>>>
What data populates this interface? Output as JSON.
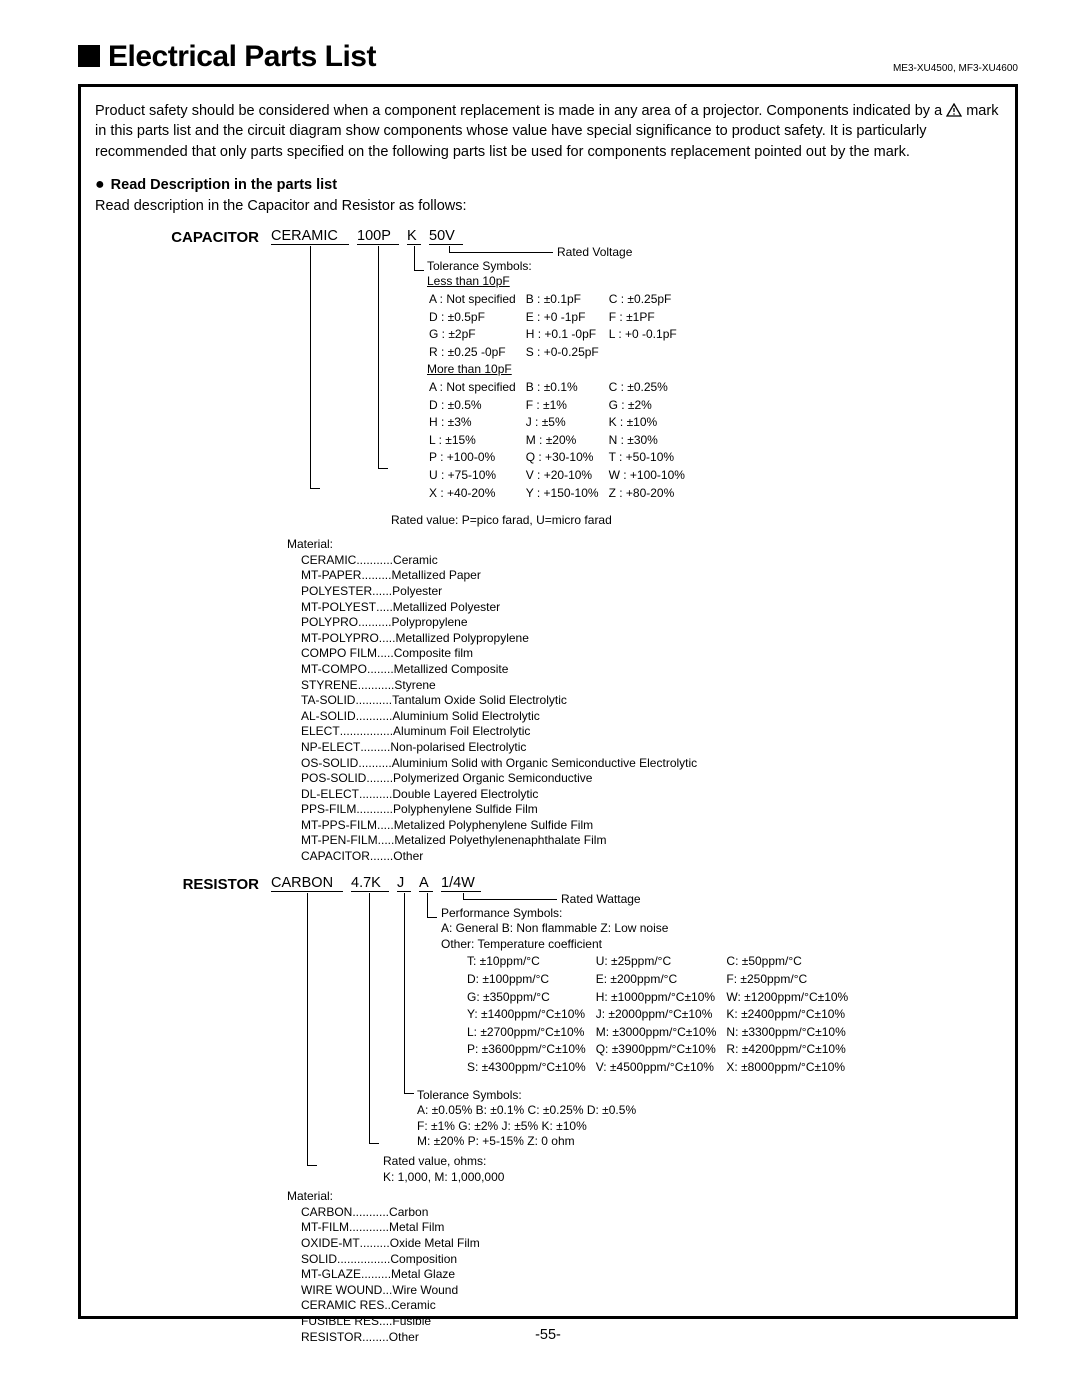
{
  "header": {
    "title": "Electrical Parts List",
    "model": "ME3-XU4500, MF3-XU4600"
  },
  "safety_paragraph": "Product safety should be considered when a component replacement is made in any area of a projector. Components indicated by a ⚠ mark in this parts list and the circuit diagram show components whose value have special significance to product safety. It is particularly recommended that only parts specified on the following parts list be used for components replacement pointed out by the mark.",
  "read_header": "Read Description in the parts list",
  "read_desc": "Read description in the Capacitor and Resistor as follows:",
  "capacitor": {
    "label": "CAPACITOR",
    "example": {
      "p1": "CERAMIC",
      "p2": "100P",
      "p3": "K",
      "p4": "50V"
    },
    "rated_voltage_label": "Rated Voltage",
    "tol_label": "Tolerance Symbols:",
    "less_than": "Less than 10pF",
    "lt_rows": [
      [
        "A : Not specified",
        "B : ±0.1pF",
        "C : ±0.25pF"
      ],
      [
        "D : ±0.5pF",
        "E : +0 -1pF",
        "F : ±1PF"
      ],
      [
        "G : ±2pF",
        "H : +0.1 -0pF",
        "L : +0 -0.1pF"
      ],
      [
        "R : ±0.25 -0pF",
        "S : +0-0.25pF",
        ""
      ]
    ],
    "more_than": "More than 10pF",
    "mt_rows": [
      [
        "A : Not specified",
        "B : ±0.1%",
        "C : ±0.25%"
      ],
      [
        "D : ±0.5%",
        "F : ±1%",
        "G : ±2%"
      ],
      [
        "H : ±3%",
        "J : ±5%",
        "K : ±10%"
      ],
      [
        "L : ±15%",
        "M : ±20%",
        "N : ±30%"
      ],
      [
        "P : +100-0%",
        "Q : +30-10%",
        "T : +50-10%"
      ],
      [
        "U : +75-10%",
        "V : +20-10%",
        "W : +100-10%"
      ],
      [
        "X : +40-20%",
        "Y : +150-10%",
        "Z : +80-20%"
      ]
    ],
    "rated_value_label": "Rated value: P=pico farad, U=micro farad",
    "material_label": "Material:",
    "materials": [
      [
        "CERAMIC",
        "...........",
        "Ceramic"
      ],
      [
        "MT-PAPER",
        ".........",
        "Metallized Paper"
      ],
      [
        "POLYESTER",
        "......",
        "Polyester"
      ],
      [
        "MT-POLYEST",
        ".....",
        "Metallized Polyester"
      ],
      [
        "POLYPRO",
        "..........",
        "Polypropylene"
      ],
      [
        "MT-POLYPRO",
        ".....",
        "Metallized Polypropylene"
      ],
      [
        "COMPO FILM",
        ".....",
        "Composite film"
      ],
      [
        "MT-COMPO",
        "........",
        "Metallized Composite"
      ],
      [
        "STYRENE",
        "...........",
        "Styrene"
      ],
      [
        "TA-SOLID",
        "...........",
        "Tantalum Oxide Solid Electrolytic"
      ],
      [
        "AL-SOLID",
        "...........",
        "Aluminium Solid Electrolytic"
      ],
      [
        "ELECT",
        "................",
        "Aluminum Foil Electrolytic"
      ],
      [
        "NP-ELECT",
        ".........",
        "Non-polarised Electrolytic"
      ],
      [
        "OS-SOLID",
        "..........",
        "Aluminium Solid with Organic Semiconductive Electrolytic"
      ],
      [
        "POS-SOLID",
        "........",
        "Polymerized Organic Semiconductive"
      ],
      [
        "DL-ELECT",
        "..........",
        "Double Layered Electrolytic"
      ],
      [
        "PPS-FILM",
        "...........",
        "Polyphenylene Sulfide Film"
      ],
      [
        "MT-PPS-FILM",
        ".....",
        "Metalized Polyphenylene Sulfide Film"
      ],
      [
        "MT-PEN-FILM",
        ".....",
        "Metalized Polyethylenenaphthalate Film"
      ],
      [
        "CAPACITOR",
        ".......",
        "Other"
      ]
    ]
  },
  "resistor": {
    "label": "RESISTOR",
    "example": {
      "p1": "CARBON",
      "p2": "4.7K",
      "p3": "J",
      "p4": "A",
      "p5": "1/4W"
    },
    "rated_wattage_label": "Rated Wattage",
    "perf_label": "Performance Symbols:",
    "perf_line1": "A: General  B: Non flammable  Z: Low noise",
    "perf_line2": "Other: Temperature coefficient",
    "perf_rows": [
      [
        "T: ±10ppm/°C",
        "U: ±25ppm/°C",
        "C: ±50ppm/°C",
        ""
      ],
      [
        "D: ±100ppm/°C",
        "E: ±200ppm/°C",
        "F: ±250ppm/°C",
        ""
      ],
      [
        "G: ±350ppm/°C",
        "H: ±1000ppm/°C±10%",
        "W: ±1200ppm/°C±10%",
        ""
      ],
      [
        "Y: ±1400ppm/°C±10%",
        "J: ±2000ppm/°C±10%",
        "K: ±2400ppm/°C±10%",
        ""
      ],
      [
        "L: ±2700ppm/°C±10%",
        "M: ±3000ppm/°C±10%",
        "N: ±3300ppm/°C±10%",
        ""
      ],
      [
        "P: ±3600ppm/°C±10%",
        "Q: ±3900ppm/°C±10%",
        "R: ±4200ppm/°C±10%",
        ""
      ],
      [
        "S: ±4300ppm/°C±10%",
        "V: ±4500ppm/°C±10%",
        "X: ±8000ppm/°C±10%",
        ""
      ]
    ],
    "tol_label": "Tolerance Symbols:",
    "tol_line1": "A: ±0.05%  B: ±0.1%  C: ±0.25%  D: ±0.5%",
    "tol_line2": "F: ±1%       G: ±2%    J: ±5%       K: ±10%",
    "tol_line3": "M: ±20%    P: +5-15%  Z: 0 ohm",
    "rated_value_label": "Rated value, ohms:",
    "rated_value_line": "K: 1,000,  M: 1,000,000",
    "material_label": "Material:",
    "materials": [
      [
        "CARBON",
        "...........",
        "Carbon"
      ],
      [
        "MT-FILM",
        "............",
        "Metal Film"
      ],
      [
        "OXIDE-MT",
        ".........",
        "Oxide Metal Film"
      ],
      [
        "SOLID",
        "................",
        "Composition"
      ],
      [
        "MT-GLAZE",
        ".........",
        "Metal Glaze"
      ],
      [
        "WIRE WOUND",
        "...",
        "Wire Wound"
      ],
      [
        "CERAMIC RES",
        "..",
        "Ceramic"
      ],
      [
        "FUSIBLE RES",
        "....",
        "Fusible"
      ],
      [
        "RESISTOR ",
        "........",
        "Other"
      ]
    ]
  },
  "page_number": "-55-"
}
<<<
Give the count of lines in the listing that hold the word "Metalized", with no other text.

> OUTPUT OF THE EXERCISE: 2